_TASK BRIEF_
Look through the records below and collect all lines that hold the string "What".

_RECORDS SUPPLIED_
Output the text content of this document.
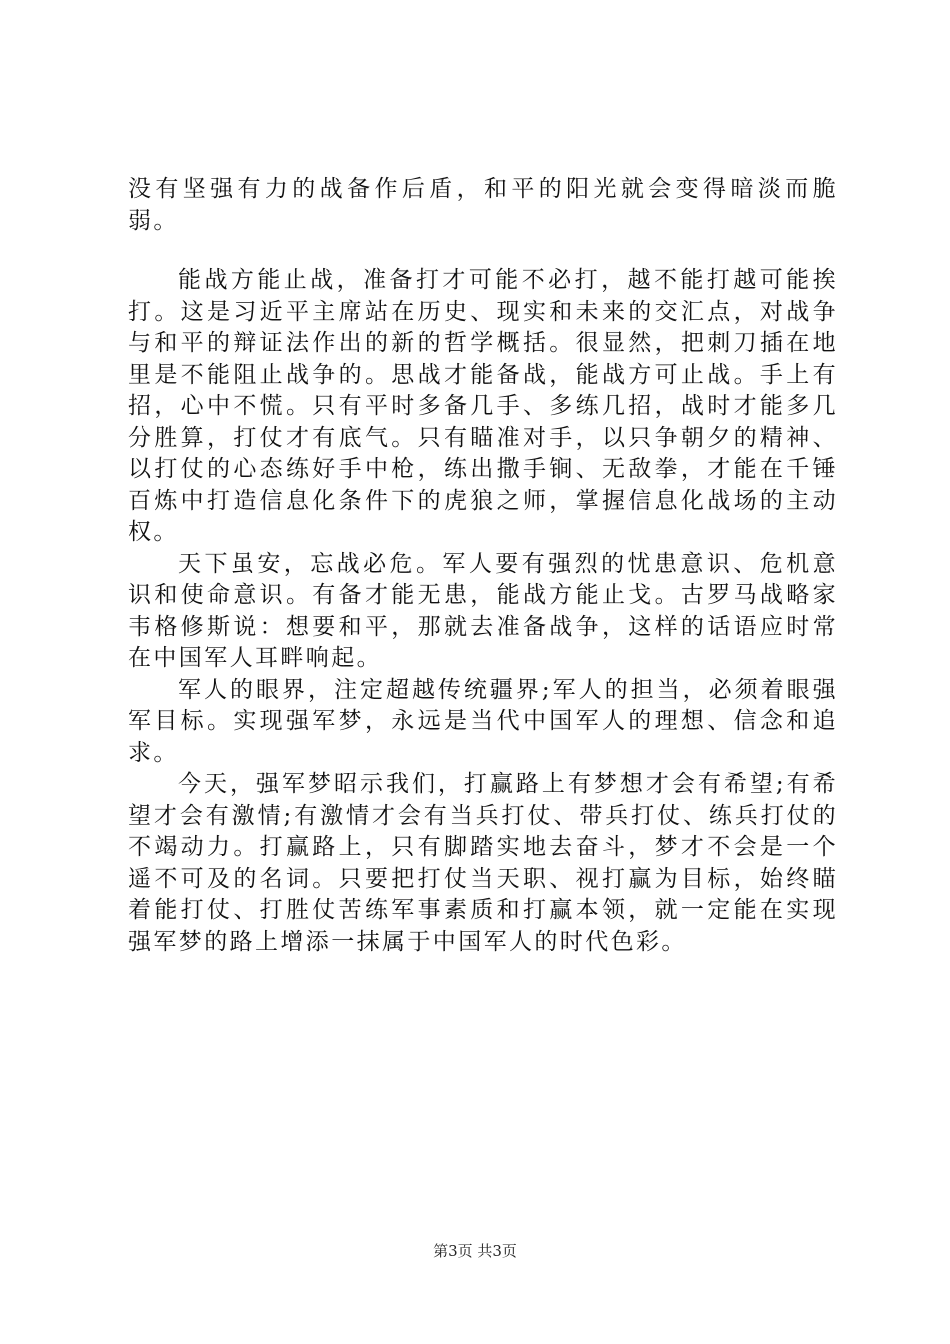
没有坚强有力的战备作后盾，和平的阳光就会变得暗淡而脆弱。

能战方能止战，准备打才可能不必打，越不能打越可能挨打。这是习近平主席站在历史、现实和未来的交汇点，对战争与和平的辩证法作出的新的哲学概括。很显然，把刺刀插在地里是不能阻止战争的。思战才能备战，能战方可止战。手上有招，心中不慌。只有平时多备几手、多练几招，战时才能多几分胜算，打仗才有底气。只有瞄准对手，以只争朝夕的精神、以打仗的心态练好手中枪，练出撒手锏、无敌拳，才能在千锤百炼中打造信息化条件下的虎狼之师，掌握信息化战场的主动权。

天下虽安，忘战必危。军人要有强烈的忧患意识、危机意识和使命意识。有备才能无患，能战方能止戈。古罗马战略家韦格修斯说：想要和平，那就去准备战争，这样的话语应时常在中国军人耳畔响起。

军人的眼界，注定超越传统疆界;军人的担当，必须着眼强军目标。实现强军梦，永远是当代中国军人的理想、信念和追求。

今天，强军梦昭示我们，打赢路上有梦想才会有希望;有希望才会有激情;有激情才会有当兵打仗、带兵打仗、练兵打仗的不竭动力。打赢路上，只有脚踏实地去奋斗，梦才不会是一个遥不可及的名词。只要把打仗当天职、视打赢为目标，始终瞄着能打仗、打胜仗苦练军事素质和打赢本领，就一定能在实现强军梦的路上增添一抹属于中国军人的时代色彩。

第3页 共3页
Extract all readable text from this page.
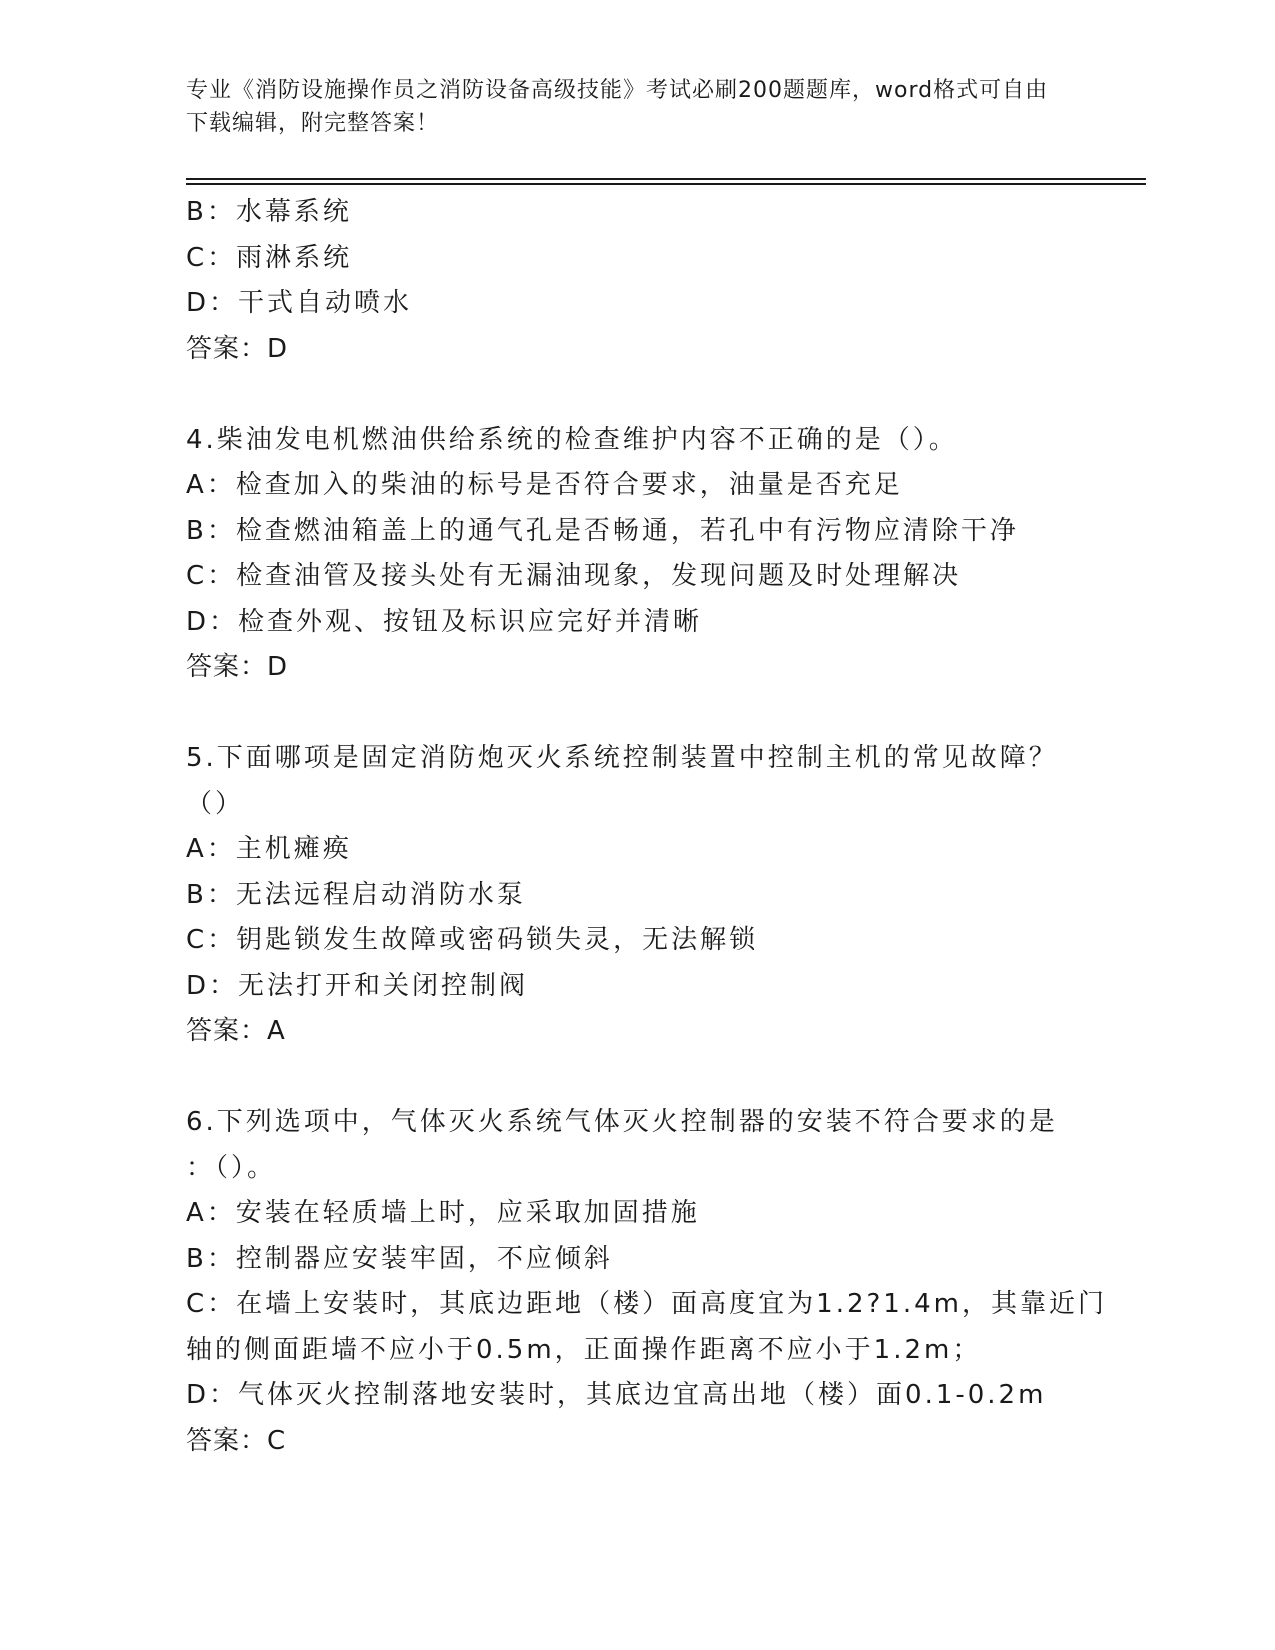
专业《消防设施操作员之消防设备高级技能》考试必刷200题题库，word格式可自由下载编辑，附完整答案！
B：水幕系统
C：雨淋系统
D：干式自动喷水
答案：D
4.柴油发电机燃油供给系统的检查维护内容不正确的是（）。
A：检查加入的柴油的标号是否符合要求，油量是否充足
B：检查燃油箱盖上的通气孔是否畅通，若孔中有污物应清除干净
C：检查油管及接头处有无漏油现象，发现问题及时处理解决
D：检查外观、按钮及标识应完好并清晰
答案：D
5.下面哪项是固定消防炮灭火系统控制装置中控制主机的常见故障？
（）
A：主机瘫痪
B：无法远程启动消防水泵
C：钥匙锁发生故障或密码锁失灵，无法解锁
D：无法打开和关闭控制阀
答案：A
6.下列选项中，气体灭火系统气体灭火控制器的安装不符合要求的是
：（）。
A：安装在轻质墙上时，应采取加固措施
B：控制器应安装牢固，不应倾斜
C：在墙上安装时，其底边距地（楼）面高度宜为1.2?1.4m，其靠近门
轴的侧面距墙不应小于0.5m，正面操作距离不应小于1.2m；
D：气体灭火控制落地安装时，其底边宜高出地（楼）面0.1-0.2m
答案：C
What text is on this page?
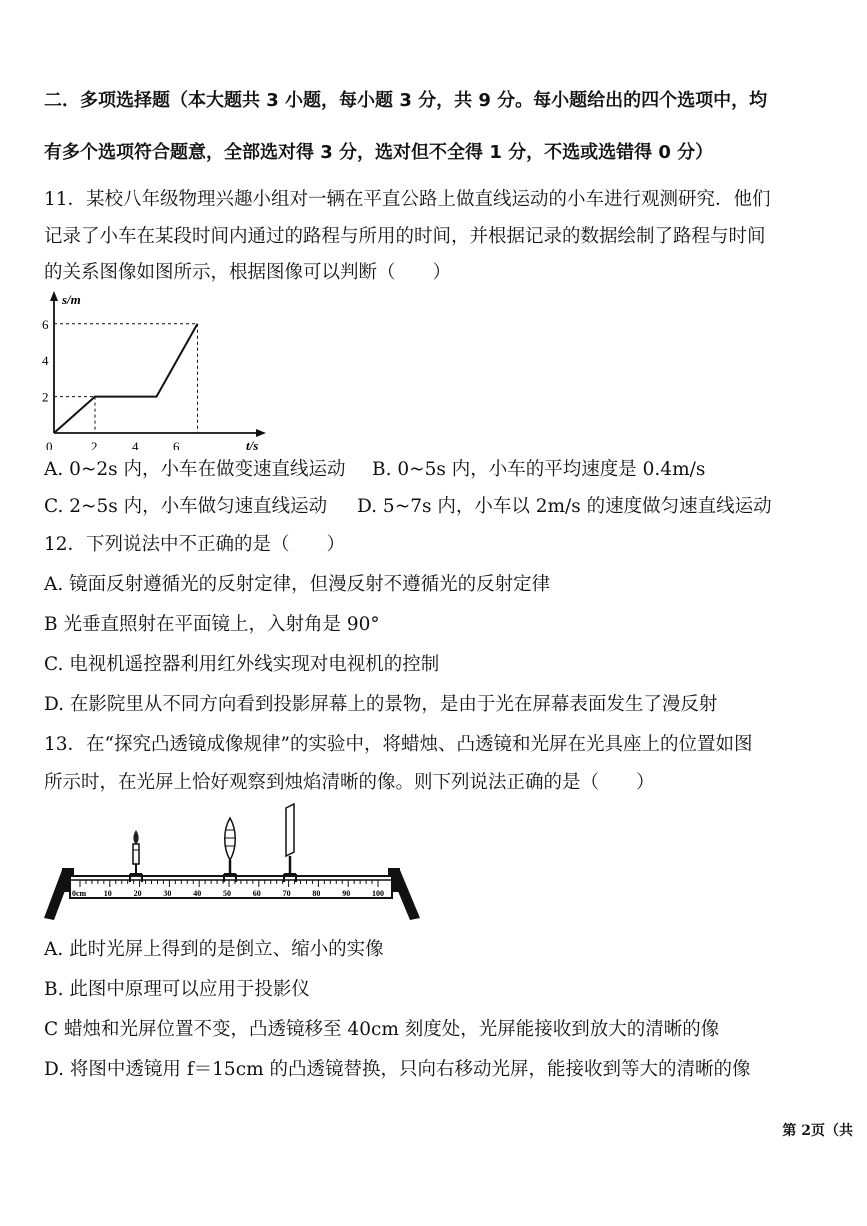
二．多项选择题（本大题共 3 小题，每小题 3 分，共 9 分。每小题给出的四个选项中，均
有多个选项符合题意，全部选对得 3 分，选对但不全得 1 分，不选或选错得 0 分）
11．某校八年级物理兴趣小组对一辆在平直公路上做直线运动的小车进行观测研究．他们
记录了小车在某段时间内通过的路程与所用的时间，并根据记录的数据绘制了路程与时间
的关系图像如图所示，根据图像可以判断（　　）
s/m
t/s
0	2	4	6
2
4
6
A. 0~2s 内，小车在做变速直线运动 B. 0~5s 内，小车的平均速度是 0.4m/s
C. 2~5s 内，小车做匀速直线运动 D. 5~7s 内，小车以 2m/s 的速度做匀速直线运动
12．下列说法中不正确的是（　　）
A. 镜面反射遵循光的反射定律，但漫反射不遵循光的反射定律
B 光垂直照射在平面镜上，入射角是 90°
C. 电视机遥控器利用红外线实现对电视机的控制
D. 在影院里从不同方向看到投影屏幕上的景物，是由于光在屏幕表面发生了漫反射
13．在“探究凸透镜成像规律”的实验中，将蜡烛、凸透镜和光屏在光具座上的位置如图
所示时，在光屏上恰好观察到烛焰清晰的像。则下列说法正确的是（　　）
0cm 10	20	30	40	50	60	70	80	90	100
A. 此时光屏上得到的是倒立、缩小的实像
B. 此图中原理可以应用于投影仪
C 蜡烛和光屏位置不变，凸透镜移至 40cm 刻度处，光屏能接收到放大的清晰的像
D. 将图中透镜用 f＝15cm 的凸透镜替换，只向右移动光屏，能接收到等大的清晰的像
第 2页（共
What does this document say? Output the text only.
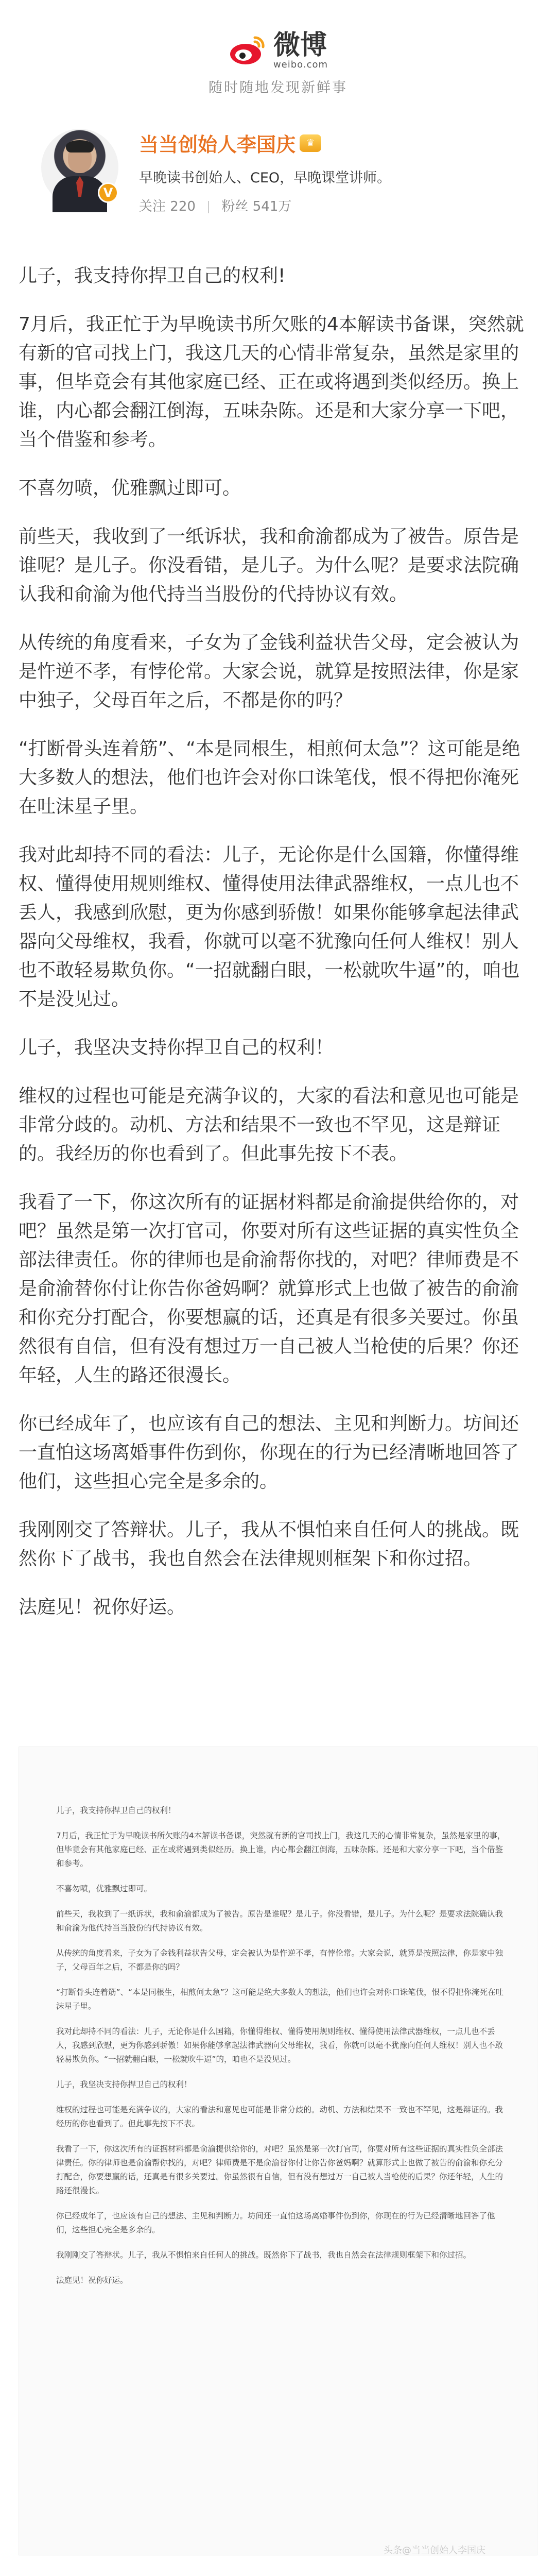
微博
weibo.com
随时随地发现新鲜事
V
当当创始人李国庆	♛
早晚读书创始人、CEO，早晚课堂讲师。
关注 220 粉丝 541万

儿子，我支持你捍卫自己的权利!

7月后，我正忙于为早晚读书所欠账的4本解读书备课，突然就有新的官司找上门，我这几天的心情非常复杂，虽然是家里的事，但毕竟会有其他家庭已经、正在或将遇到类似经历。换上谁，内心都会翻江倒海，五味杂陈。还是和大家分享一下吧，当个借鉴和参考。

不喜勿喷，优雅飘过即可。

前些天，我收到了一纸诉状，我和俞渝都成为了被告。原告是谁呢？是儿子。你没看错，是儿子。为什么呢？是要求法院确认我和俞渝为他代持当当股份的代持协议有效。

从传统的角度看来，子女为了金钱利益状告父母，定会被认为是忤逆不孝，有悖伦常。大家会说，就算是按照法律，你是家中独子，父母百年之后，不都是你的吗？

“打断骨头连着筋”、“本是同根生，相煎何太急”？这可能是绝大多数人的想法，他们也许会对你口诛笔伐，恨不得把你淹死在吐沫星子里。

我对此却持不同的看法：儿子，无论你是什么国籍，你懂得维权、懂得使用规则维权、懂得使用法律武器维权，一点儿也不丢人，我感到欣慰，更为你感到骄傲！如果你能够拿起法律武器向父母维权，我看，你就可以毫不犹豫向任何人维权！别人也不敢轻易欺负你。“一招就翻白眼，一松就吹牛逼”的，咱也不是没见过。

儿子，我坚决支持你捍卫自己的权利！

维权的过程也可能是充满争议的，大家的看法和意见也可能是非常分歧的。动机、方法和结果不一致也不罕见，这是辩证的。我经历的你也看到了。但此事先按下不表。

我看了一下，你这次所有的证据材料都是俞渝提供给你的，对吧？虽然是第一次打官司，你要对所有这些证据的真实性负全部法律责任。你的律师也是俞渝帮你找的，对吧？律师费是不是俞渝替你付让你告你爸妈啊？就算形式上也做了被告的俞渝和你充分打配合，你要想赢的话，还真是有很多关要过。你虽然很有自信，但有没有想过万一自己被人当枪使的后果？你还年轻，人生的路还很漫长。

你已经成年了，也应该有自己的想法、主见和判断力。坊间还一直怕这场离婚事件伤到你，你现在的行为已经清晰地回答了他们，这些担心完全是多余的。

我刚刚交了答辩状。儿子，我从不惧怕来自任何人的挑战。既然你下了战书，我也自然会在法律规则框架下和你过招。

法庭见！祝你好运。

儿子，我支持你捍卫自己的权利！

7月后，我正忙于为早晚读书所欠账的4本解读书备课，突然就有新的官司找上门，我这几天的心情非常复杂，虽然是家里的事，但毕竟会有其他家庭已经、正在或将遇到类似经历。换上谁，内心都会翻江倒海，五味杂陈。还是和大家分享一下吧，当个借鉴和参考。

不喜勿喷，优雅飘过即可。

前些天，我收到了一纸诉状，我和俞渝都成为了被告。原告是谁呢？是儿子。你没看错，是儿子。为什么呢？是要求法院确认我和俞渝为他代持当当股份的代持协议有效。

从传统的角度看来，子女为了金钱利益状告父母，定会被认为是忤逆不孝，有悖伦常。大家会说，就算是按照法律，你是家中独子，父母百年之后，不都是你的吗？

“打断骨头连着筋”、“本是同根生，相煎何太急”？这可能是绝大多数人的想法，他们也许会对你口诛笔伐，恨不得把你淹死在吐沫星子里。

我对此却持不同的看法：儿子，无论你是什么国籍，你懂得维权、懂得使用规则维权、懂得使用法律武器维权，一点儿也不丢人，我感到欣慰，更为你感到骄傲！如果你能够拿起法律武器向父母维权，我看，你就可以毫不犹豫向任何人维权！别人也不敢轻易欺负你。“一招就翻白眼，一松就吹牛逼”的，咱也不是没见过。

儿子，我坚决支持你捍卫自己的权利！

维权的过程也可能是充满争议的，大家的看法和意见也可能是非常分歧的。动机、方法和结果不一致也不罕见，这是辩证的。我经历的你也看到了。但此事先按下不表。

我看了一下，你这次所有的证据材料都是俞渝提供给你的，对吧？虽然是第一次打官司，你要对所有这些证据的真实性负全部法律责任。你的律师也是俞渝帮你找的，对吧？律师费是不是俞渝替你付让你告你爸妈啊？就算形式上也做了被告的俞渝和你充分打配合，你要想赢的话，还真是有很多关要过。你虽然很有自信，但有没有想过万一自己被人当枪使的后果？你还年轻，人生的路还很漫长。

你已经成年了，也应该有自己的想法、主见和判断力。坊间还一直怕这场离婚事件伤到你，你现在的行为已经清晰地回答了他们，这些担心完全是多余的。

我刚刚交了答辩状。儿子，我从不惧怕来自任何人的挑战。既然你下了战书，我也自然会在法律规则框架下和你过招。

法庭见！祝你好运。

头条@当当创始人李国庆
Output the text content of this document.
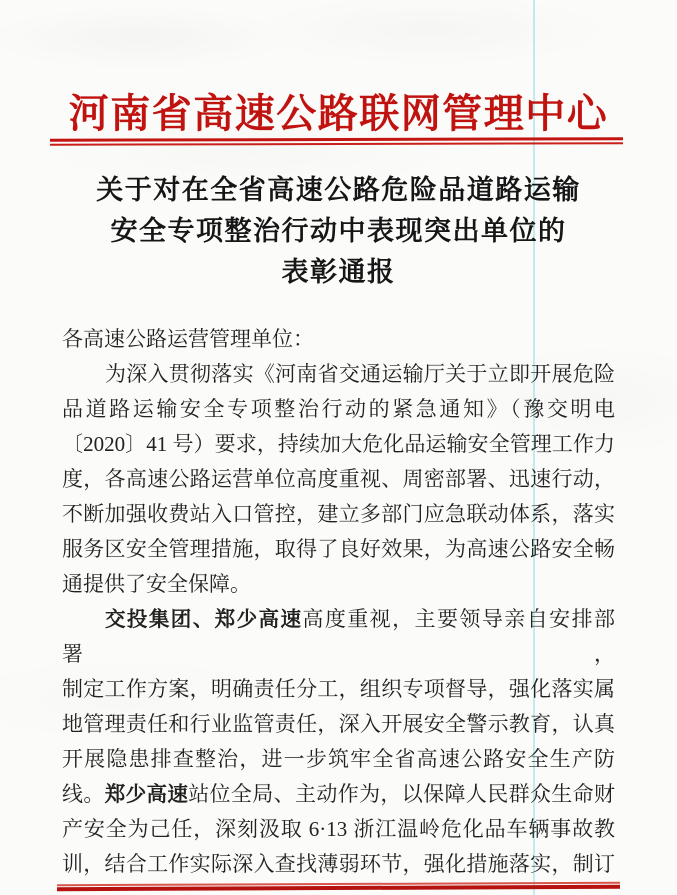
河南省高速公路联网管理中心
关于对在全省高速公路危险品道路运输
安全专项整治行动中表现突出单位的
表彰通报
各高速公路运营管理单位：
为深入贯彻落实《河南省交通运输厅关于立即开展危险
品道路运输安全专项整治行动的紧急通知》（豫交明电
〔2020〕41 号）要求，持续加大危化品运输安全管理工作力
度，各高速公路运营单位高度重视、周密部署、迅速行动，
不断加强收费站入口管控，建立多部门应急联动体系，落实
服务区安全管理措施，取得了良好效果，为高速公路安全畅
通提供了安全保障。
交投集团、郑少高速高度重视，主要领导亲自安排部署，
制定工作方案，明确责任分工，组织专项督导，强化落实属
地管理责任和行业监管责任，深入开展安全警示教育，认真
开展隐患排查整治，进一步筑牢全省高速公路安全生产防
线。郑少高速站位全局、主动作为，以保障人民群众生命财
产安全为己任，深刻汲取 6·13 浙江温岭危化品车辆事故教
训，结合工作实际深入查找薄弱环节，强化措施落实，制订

_CORRECT ANSWER_
What text is on this page?
What does this document say? Output the text only.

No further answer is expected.